* [Stored data]:
⟨
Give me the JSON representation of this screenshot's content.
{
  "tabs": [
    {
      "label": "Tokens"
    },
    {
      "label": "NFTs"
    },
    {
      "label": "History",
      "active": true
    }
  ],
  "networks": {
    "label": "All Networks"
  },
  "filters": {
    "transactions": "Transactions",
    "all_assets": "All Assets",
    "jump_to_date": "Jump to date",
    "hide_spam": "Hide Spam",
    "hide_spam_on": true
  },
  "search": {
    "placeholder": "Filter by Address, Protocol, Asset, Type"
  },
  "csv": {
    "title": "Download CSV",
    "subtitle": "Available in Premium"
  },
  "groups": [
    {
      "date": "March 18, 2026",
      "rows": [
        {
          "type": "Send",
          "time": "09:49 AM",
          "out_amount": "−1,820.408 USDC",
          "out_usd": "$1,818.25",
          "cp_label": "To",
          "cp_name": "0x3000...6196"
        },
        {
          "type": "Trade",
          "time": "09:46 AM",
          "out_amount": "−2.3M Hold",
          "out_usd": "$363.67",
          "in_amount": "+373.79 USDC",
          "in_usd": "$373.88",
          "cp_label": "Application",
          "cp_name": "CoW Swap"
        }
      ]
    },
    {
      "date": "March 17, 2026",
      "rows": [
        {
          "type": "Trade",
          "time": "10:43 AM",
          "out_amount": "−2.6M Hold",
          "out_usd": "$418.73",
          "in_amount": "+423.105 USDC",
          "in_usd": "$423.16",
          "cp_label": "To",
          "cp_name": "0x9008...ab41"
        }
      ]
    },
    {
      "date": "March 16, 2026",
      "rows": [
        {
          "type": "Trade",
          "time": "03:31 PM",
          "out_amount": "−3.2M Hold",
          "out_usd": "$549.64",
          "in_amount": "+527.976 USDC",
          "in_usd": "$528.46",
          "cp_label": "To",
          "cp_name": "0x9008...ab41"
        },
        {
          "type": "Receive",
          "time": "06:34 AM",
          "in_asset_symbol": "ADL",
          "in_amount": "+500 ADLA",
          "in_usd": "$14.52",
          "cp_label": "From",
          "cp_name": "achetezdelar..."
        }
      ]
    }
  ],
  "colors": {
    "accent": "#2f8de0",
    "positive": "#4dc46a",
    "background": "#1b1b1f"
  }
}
⟩
* [DIRECTIVE]: Copy out every line of the data above, exactly as given.

* [RESPONSE TO THE TASK]:
Give me the JSON representation of this screenshot's content.
{
  "tabs": [
    {
      "label": "Tokens"
    },
    {
      "label": "NFTs"
    },
    {
      "label": "History",
      "active": true
    }
  ],
  "networks": {
    "label": "All Networks"
  },
  "filters": {
    "transactions": "Transactions",
    "all_assets": "All Assets",
    "jump_to_date": "Jump to date",
    "hide_spam": "Hide Spam",
    "hide_spam_on": true
  },
  "search": {
    "placeholder": "Filter by Address, Protocol, Asset, Type"
  },
  "csv": {
    "title": "Download CSV",
    "subtitle": "Available in Premium"
  },
  "groups": [
    {
      "date": "March 18, 2026",
      "rows": [
        {
          "type": "Send",
          "time": "09:49 AM",
          "out_amount": "−1,820.408 USDC",
          "out_usd": "$1,818.25",
          "cp_label": "To",
          "cp_name": "0x3000...6196"
        },
        {
          "type": "Trade",
          "time": "09:46 AM",
          "out_amount": "−2.3M Hold",
          "out_usd": "$363.67",
          "in_amount": "+373.79 USDC",
          "in_usd": "$373.88",
          "cp_label": "Application",
          "cp_name": "CoW Swap"
        }
      ]
    },
    {
      "date": "March 17, 2026",
      "rows": [
        {
          "type": "Trade",
          "time": "10:43 AM",
          "out_amount": "−2.6M Hold",
          "out_usd": "$418.73",
          "in_amount": "+423.105 USDC",
          "in_usd": "$423.16",
          "cp_label": "To",
          "cp_name": "0x9008...ab41"
        }
      ]
    },
    {
      "date": "March 16, 2026",
      "rows": [
        {
          "type": "Trade",
          "time": "03:31 PM",
          "out_amount": "−3.2M Hold",
          "out_usd": "$549.64",
          "in_amount": "+527.976 USDC",
          "in_usd": "$528.46",
          "cp_label": "To",
          "cp_name": "0x9008...ab41"
        },
        {
          "type": "Receive",
          "time": "06:34 AM",
          "in_asset_symbol": "ADL",
          "in_amount": "+500 ADLA",
          "in_usd": "$14.52",
          "cp_label": "From",
          "cp_name": "achetezdelar..."
        }
      ]
    }
  ],
  "colors": {
    "accent": "#2f8de0",
    "positive": "#4dc46a",
    "background": "#1b1b1f"
  }
}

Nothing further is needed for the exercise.